--- start ---

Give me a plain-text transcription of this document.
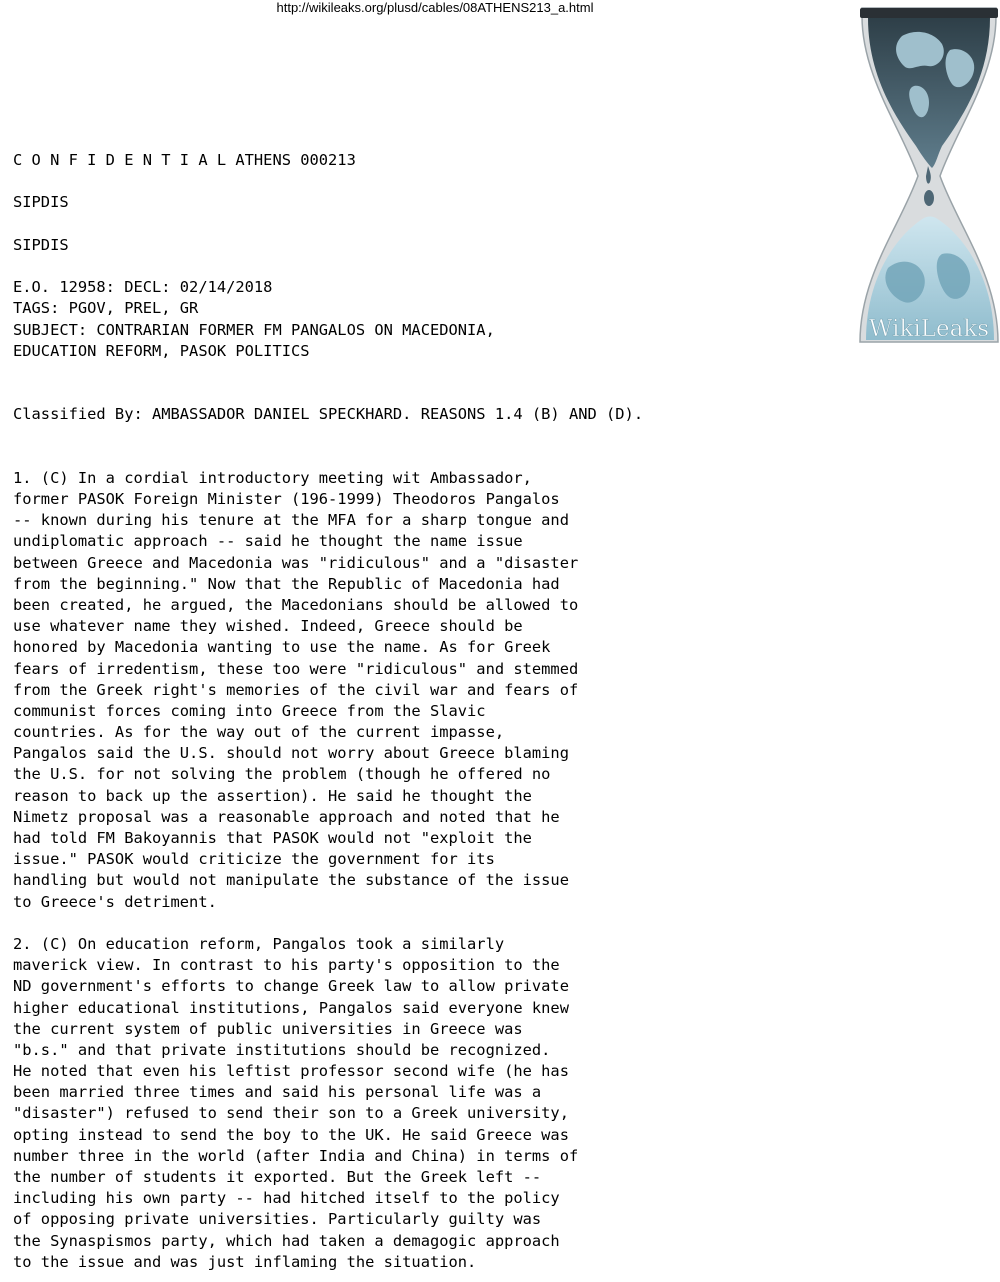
http://wikileaks.org/plusd/cables/08ATHENS213_a.html
WikiLeaks
C O N F I D E N T I A L ATHENS 000213
SIPDIS
SIPDIS
E.O. 12958: DECL: 02/14/2018
TAGS: PGOV, PREL, GR
SUBJECT: CONTRARIAN FORMER FM PANGALOS ON MACEDONIA,
EDUCATION REFORM, PASOK POLITICS
Classified By: AMBASSADOR DANIEL SPECKHARD. REASONS 1.4 (B) AND (D).
1. (C) In a cordial introductory meeting wit Ambassador,
former PASOK Foreign Minister (196-1999) Theodoros Pangalos
-- known during his tenure at the MFA for a sharp tongue and
undiplomatic approach -- said he thought the name issue
between Greece and Macedonia was "ridiculous" and a "disaster
from the beginning." Now that the Republic of Macedonia had
been created, he argued, the Macedonians should be allowed to
use whatever name they wished. Indeed, Greece should be
honored by Macedonia wanting to use the name. As for Greek
fears of irredentism, these too were "ridiculous" and stemmed
from the Greek right's memories of the civil war and fears of
communist forces coming into Greece from the Slavic
countries. As for the way out of the current impasse,
Pangalos said the U.S. should not worry about Greece blaming
the U.S. for not solving the problem (though he offered no
reason to back up the assertion). He said he thought the
Nimetz proposal was a reasonable approach and noted that he
had told FM Bakoyannis that PASOK would not "exploit the
issue." PASOK would criticize the government for its
handling but would not manipulate the substance of the issue
to Greece's detriment.
2. (C) On education reform, Pangalos took a similarly
maverick view. In contrast to his party's opposition to the
ND government's efforts to change Greek law to allow private
higher educational institutions, Pangalos said everyone knew
the current system of public universities in Greece was
"b.s." and that private institutions should be recognized.
He noted that even his leftist professor second wife (he has
been married three times and said his personal life was a
"disaster") refused to send their son to a Greek university,
opting instead to send the boy to the UK. He said Greece was
number three in the world (after India and China) in terms of
the number of students it exported. But the Greek left --
including his own party -- had hitched itself to the policy
of opposing private universities. Particularly guilty was
the Synaspismos party, which had taken a demagogic approach
to the issue and was just inflaming the situation.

--- end ---

#### Task objective
Copy all lines in the listing above where the string "current" appears.

#### Correct output
countries. As for the way out of the current impasse,
the current system of public universities in Greece was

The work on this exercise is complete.